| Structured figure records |
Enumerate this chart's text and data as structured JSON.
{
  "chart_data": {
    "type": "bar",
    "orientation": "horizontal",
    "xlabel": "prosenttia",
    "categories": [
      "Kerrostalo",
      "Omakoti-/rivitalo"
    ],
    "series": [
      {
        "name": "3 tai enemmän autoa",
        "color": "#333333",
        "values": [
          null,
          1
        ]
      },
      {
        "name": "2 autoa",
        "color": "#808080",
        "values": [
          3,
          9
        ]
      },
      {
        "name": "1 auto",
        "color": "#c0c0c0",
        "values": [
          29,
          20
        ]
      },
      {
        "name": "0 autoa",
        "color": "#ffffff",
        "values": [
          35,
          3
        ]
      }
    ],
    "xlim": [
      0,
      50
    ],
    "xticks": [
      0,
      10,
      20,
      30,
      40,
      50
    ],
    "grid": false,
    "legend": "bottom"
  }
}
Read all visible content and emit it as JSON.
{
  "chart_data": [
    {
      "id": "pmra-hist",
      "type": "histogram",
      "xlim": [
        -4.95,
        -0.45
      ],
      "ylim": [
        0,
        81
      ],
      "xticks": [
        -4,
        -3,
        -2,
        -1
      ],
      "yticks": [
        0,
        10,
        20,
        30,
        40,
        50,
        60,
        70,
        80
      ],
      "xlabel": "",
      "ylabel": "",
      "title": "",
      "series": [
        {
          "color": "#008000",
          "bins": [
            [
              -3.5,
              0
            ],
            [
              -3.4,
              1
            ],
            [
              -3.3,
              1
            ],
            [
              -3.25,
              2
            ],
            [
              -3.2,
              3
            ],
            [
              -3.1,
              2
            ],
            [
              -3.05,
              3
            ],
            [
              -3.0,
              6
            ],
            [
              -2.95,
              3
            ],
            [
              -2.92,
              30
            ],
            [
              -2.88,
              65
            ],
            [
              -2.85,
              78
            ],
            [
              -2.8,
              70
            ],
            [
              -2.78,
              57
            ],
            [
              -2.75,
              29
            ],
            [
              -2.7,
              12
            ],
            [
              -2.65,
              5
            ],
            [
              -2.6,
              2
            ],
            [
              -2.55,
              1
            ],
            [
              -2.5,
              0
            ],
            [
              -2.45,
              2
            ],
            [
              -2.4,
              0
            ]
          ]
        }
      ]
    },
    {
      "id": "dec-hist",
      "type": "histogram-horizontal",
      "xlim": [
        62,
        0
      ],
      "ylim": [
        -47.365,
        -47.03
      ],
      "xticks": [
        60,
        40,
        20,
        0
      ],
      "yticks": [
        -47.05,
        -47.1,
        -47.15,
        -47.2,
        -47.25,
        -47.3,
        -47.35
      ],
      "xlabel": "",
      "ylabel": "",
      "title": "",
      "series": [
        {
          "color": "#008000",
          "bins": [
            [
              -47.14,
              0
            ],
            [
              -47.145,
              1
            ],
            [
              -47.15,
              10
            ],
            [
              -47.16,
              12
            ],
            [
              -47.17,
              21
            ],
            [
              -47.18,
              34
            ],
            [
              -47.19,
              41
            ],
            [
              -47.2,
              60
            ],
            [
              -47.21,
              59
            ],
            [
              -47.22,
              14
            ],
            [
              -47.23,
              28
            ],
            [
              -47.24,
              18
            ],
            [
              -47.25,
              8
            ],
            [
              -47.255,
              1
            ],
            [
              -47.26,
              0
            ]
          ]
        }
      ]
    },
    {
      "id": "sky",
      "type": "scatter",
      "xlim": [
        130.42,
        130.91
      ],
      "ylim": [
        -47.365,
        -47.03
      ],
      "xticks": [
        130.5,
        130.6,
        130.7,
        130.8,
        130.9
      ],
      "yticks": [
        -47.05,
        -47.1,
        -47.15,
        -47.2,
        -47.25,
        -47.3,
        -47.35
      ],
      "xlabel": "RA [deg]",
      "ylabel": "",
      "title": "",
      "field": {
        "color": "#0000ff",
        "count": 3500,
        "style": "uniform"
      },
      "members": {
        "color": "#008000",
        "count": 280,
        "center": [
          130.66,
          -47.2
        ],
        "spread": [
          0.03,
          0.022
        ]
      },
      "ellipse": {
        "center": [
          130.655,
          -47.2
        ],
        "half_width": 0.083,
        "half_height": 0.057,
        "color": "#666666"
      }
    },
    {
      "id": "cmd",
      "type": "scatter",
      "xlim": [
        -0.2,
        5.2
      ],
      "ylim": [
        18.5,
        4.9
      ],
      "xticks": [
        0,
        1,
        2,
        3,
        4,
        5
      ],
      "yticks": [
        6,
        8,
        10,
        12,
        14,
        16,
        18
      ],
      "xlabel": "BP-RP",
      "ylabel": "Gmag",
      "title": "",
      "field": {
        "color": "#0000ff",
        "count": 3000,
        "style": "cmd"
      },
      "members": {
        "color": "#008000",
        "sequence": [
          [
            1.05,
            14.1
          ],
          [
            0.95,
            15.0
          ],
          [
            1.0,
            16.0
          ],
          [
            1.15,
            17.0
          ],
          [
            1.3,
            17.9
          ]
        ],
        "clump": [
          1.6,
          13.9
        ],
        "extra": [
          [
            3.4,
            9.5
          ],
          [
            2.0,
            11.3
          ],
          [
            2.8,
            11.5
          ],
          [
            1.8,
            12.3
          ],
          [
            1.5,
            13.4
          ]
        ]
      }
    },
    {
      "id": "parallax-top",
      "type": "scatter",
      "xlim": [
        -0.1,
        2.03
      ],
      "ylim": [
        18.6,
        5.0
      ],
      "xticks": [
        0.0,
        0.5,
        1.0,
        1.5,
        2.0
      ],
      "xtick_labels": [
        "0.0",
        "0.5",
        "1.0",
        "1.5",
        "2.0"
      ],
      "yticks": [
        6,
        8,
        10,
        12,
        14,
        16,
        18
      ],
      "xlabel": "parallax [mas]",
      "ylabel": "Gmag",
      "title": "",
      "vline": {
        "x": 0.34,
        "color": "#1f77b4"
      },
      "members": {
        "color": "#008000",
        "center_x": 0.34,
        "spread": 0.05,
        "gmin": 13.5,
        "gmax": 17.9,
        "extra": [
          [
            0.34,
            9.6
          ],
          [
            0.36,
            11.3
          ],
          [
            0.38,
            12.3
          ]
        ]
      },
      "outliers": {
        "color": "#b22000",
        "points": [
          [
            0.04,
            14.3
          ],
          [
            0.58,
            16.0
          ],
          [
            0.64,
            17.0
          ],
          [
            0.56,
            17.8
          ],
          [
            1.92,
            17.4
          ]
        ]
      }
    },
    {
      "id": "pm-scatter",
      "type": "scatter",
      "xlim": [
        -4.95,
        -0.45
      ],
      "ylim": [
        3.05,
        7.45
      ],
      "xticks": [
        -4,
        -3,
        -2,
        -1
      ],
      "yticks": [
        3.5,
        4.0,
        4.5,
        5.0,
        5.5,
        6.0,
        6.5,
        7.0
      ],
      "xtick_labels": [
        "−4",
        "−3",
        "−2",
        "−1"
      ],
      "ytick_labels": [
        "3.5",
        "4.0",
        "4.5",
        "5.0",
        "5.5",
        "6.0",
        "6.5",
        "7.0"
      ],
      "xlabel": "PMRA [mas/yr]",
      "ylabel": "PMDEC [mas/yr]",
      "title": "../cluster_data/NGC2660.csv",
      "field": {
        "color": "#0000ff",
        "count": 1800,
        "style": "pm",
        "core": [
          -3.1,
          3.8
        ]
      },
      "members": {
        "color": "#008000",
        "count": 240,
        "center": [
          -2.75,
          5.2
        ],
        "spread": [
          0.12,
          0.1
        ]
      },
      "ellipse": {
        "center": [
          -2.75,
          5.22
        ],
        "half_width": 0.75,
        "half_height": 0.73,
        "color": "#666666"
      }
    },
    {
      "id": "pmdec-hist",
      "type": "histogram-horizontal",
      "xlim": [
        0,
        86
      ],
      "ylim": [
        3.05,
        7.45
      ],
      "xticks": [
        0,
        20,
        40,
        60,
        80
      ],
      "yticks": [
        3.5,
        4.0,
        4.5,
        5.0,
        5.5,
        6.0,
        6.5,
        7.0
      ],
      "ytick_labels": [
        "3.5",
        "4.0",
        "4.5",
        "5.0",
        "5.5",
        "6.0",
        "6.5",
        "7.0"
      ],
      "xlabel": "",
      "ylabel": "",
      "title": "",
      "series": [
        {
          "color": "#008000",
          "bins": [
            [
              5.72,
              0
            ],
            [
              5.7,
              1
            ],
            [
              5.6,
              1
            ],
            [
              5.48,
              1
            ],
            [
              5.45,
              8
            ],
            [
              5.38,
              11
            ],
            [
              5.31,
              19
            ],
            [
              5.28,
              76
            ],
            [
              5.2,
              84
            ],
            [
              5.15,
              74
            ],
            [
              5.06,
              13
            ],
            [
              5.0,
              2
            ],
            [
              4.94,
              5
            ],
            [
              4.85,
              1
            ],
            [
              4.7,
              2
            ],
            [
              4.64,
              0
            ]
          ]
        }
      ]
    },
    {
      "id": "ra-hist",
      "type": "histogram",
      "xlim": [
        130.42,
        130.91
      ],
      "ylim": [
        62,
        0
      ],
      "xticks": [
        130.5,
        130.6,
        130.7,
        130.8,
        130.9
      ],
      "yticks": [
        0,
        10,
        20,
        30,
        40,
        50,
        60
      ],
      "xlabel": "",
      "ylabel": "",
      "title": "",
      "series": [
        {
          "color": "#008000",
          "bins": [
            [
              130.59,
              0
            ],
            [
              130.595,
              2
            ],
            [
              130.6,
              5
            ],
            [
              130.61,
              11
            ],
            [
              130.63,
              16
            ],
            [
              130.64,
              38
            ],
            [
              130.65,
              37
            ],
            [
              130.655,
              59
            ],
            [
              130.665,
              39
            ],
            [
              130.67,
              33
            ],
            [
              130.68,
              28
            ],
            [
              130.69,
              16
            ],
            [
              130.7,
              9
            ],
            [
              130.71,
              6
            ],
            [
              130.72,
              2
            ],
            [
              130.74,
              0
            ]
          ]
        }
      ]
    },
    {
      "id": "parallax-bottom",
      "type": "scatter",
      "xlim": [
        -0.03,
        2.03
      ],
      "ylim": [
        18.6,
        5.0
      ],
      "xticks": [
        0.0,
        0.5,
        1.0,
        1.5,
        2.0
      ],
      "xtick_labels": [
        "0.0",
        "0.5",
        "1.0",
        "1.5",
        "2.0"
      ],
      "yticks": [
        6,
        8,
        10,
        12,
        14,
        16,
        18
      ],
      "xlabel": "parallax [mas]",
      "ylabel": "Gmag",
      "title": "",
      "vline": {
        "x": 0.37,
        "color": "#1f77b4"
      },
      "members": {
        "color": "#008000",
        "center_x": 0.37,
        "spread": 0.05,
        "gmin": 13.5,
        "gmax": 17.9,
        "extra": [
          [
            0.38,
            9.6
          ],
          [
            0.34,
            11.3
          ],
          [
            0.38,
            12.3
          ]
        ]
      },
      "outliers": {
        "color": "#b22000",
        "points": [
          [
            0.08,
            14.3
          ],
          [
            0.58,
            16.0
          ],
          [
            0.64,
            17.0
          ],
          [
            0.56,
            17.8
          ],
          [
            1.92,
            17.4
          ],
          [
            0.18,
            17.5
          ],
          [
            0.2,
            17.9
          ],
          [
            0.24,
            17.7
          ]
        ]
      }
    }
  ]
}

| Written problem |
Copy out every line from the records that has the word "count".

| The reply |
        "count": 3500,
        "count": 280,
        "count": 3000,
        "count": 1800,
        "count": 240,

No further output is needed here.